-- start RAW RECORDS --

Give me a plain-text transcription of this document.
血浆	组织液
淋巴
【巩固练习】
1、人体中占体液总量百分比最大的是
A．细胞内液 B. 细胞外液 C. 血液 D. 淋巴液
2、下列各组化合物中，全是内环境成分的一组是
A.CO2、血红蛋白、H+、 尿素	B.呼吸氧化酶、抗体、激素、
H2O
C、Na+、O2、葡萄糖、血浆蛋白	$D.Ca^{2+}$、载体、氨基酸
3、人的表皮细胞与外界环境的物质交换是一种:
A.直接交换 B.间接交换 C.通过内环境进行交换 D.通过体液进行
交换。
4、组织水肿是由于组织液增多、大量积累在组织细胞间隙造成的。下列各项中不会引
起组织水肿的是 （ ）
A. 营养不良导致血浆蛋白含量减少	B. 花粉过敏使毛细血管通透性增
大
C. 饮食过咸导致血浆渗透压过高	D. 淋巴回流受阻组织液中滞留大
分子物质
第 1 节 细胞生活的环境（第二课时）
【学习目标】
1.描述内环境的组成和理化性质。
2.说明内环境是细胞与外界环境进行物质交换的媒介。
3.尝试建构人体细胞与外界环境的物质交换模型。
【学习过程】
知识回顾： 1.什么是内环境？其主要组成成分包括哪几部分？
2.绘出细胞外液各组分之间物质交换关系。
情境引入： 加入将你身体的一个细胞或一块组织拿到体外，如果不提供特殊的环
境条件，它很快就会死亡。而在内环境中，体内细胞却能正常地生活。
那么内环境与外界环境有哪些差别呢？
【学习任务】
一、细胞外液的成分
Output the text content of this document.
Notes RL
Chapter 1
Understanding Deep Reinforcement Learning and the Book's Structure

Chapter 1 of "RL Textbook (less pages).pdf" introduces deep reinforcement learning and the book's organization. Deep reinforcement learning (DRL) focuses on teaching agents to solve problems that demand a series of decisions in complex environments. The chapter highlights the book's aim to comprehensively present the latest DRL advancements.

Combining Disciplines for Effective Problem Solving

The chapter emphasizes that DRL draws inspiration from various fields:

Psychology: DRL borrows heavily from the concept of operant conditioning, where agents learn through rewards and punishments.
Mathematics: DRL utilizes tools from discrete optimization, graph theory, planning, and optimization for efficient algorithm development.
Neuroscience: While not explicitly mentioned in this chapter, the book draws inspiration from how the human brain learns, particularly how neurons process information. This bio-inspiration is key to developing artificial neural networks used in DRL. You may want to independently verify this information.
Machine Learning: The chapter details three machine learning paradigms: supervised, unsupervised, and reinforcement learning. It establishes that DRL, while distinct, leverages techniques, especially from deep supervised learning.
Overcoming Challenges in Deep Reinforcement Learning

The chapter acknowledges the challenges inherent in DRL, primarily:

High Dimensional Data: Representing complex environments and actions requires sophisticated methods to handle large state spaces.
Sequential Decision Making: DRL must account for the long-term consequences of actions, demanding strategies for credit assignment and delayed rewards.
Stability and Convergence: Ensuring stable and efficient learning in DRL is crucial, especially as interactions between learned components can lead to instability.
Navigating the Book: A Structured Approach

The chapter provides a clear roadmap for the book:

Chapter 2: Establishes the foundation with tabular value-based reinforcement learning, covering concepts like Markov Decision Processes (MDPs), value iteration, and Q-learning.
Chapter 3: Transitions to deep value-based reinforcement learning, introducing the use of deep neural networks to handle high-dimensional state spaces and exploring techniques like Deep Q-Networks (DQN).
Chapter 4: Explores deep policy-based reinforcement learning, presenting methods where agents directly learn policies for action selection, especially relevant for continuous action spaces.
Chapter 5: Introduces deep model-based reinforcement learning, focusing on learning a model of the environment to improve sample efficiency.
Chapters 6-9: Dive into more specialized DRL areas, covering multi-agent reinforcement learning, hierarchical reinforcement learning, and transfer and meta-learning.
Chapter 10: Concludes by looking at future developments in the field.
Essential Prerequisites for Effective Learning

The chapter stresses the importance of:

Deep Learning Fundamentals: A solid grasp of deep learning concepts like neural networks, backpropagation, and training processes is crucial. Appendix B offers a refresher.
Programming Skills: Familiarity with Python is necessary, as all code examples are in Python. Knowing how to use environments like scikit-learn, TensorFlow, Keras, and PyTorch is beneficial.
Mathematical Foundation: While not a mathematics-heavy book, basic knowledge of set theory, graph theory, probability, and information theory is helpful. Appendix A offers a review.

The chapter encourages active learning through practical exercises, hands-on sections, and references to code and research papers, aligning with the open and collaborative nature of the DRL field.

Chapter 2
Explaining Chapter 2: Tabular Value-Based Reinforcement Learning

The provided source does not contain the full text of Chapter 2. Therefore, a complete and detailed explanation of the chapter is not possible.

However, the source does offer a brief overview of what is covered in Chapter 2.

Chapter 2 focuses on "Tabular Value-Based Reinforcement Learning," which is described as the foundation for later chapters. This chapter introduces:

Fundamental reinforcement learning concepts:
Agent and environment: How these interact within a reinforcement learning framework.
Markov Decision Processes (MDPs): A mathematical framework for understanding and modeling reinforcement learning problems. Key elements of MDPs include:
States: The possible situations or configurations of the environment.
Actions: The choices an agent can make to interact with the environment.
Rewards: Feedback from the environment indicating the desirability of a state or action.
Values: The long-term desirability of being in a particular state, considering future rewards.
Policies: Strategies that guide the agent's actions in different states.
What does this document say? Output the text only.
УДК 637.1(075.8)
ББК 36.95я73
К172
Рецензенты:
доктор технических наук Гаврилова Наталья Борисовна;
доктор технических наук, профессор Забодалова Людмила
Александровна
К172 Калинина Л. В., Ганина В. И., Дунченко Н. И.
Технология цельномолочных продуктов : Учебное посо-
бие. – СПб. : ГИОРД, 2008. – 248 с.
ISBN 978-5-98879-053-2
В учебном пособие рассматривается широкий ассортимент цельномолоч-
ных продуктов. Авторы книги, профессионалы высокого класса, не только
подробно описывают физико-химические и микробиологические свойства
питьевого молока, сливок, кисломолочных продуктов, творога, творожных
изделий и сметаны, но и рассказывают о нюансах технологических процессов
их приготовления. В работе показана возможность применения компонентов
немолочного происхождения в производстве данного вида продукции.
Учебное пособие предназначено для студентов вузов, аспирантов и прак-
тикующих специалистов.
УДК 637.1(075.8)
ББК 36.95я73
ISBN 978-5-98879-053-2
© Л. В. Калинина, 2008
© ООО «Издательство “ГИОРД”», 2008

-- end RAW RECORDS --

◆ WHAT IS NEEDED
Extract each entry in full and write it down exactly.

◆ EXERCISE OUTPUT
Give me a plain-text transcription of this document.
血浆	组织液
淋巴
【巩固练习】
1、人体中占体液总量百分比最大的是
A．细胞内液 B. 细胞外液 C. 血液 D. 淋巴液
2、下列各组化合物中，全是内环境成分的一组是
A.CO2、血红蛋白、H+、 尿素	B.呼吸氧化酶、抗体、激素、
H2O
C、Na+、O2、葡萄糖、血浆蛋白	$D.Ca^{2+}$、载体、氨基酸
3、人的表皮细胞与外界环境的物质交换是一种:
A.直接交换 B.间接交换 C.通过内环境进行交换 D.通过体液进行
交换。
4、组织水肿是由于组织液增多、大量积累在组织细胞间隙造成的。下列各项中不会引
起组织水肿的是 （ ）
A. 营养不良导致血浆蛋白含量减少	B. 花粉过敏使毛细血管通透性增
大
C. 饮食过咸导致血浆渗透压过高	D. 淋巴回流受阻组织液中滞留大
分子物质
第 1 节 细胞生活的环境（第二课时）
【学习目标】
1.描述内环境的组成和理化性质。
2.说明内环境是细胞与外界环境进行物质交换的媒介。
3.尝试建构人体细胞与外界环境的物质交换模型。
【学习过程】
知识回顾： 1.什么是内环境？其主要组成成分包括哪几部分？
2.绘出细胞外液各组分之间物质交换关系。
情境引入： 加入将你身体的一个细胞或一块组织拿到体外，如果不提供特殊的环
境条件，它很快就会死亡。而在内环境中，体内细胞却能正常地生活。
那么内环境与外界环境有哪些差别呢？
【学习任务】
一、细胞外液的成分
Output the text content of this document.
Notes RL
Chapter 1
Understanding Deep Reinforcement Learning and the Book's Structure

Chapter 1 of "RL Textbook (less pages).pdf" introduces deep reinforcement learning and the book's organization. Deep reinforcement learning (DRL) focuses on teaching agents to solve problems that demand a series of decisions in complex environments. The chapter highlights the book's aim to comprehensively present the latest DRL advancements.

Combining Disciplines for Effective Problem Solving

The chapter emphasizes that DRL draws inspiration from various fields:

Psychology: DRL borrows heavily from the concept of operant conditioning, where agents learn through rewards and punishments.
Mathematics: DRL utilizes tools from discrete optimization, graph theory, planning, and optimization for efficient algorithm development.
Neuroscience: While not explicitly mentioned in this chapter, the book draws inspiration from how the human brain learns, particularly how neurons process information. This bio-inspiration is key to developing artificial neural networks used in DRL. You may want to independently verify this information.
Machine Learning: The chapter details three machine learning paradigms: supervised, unsupervised, and reinforcement learning. It establishes that DRL, while distinct, leverages techniques, especially from deep supervised learning.
Overcoming Challenges in Deep Reinforcement Learning

The chapter acknowledges the challenges inherent in DRL, primarily:

High Dimensional Data: Representing complex environments and actions requires sophisticated methods to handle large state spaces.
Sequential Decision Making: DRL must account for the long-term consequences of actions, demanding strategies for credit assignment and delayed rewards.
Stability and Convergence: Ensuring stable and efficient learning in DRL is crucial, especially as interactions between learned components can lead to instability.
Navigating the Book: A Structured Approach

The chapter provides a clear roadmap for the book:

Chapter 2: Establishes the foundation with tabular value-based reinforcement learning, covering concepts like Markov Decision Processes (MDPs), value iteration, and Q-learning.
Chapter 3: Transitions to deep value-based reinforcement learning, introducing the use of deep neural networks to handle high-dimensional state spaces and exploring techniques like Deep Q-Networks (DQN).
Chapter 4: Explores deep policy-based reinforcement learning, presenting methods where agents directly learn policies for action selection, especially relevant for continuous action spaces.
Chapter 5: Introduces deep model-based reinforcement learning, focusing on learning a model of the environment to improve sample efficiency.
Chapters 6-9: Dive into more specialized DRL areas, covering multi-agent reinforcement learning, hierarchical reinforcement learning, and transfer and meta-learning.
Chapter 10: Concludes by looking at future developments in the field.
Essential Prerequisites for Effective Learning

The chapter stresses the importance of:

Deep Learning Fundamentals: A solid grasp of deep learning concepts like neural networks, backpropagation, and training processes is crucial. Appendix B offers a refresher.
Programming Skills: Familiarity with Python is necessary, as all code examples are in Python. Knowing how to use environments like scikit-learn, TensorFlow, Keras, and PyTorch is beneficial.
Mathematical Foundation: While not a mathematics-heavy book, basic knowledge of set theory, graph theory, probability, and information theory is helpful. Appendix A offers a review.

The chapter encourages active learning through practical exercises, hands-on sections, and references to code and research papers, aligning with the open and collaborative nature of the DRL field.

Chapter 2
Explaining Chapter 2: Tabular Value-Based Reinforcement Learning

The provided source does not contain the full text of Chapter 2. Therefore, a complete and detailed explanation of the chapter is not possible.

However, the source does offer a brief overview of what is covered in Chapter 2.

Chapter 2 focuses on "Tabular Value-Based Reinforcement Learning," which is described as the foundation for later chapters. This chapter introduces:

Fundamental reinforcement learning concepts:
Agent and environment: How these interact within a reinforcement learning framework.
Markov Decision Processes (MDPs): A mathematical framework for understanding and modeling reinforcement learning problems. Key elements of MDPs include:
States: The possible situations or configurations of the environment.
Actions: The choices an agent can make to interact with the environment.
Rewards: Feedback from the environment indicating the desirability of a state or action.
Values: The long-term desirability of being in a particular state, considering future rewards.
Policies: Strategies that guide the agent's actions in different states.
What does this document say? Output the text only.
УДК 637.1(075.8)
ББК 36.95я73
К172
Рецензенты:
доктор технических наук Гаврилова Наталья Борисовна;
доктор технических наук, профессор Забодалова Людмила
Александровна
К172 Калинина Л. В., Ганина В. И., Дунченко Н. И.
Технология цельномолочных продуктов : Учебное посо-
бие. – СПб. : ГИОРД, 2008. – 248 с.
ISBN 978-5-98879-053-2
В учебном пособие рассматривается широкий ассортимент цельномолоч-
ных продуктов. Авторы книги, профессионалы высокого класса, не только
подробно описывают физико-химические и микробиологические свойства
питьевого молока, сливок, кисломолочных продуктов, творога, творожных
изделий и сметаны, но и рассказывают о нюансах технологических процессов
их приготовления. В работе показана возможность применения компонентов
немолочного происхождения в производстве данного вида продукции.
Учебное пособие предназначено для студентов вузов, аспирантов и прак-
тикующих специалистов.
УДК 637.1(075.8)
ББК 36.95я73
ISBN 978-5-98879-053-2
© Л. В. Калинина, 2008
© ООО «Издательство “ГИОРД”», 2008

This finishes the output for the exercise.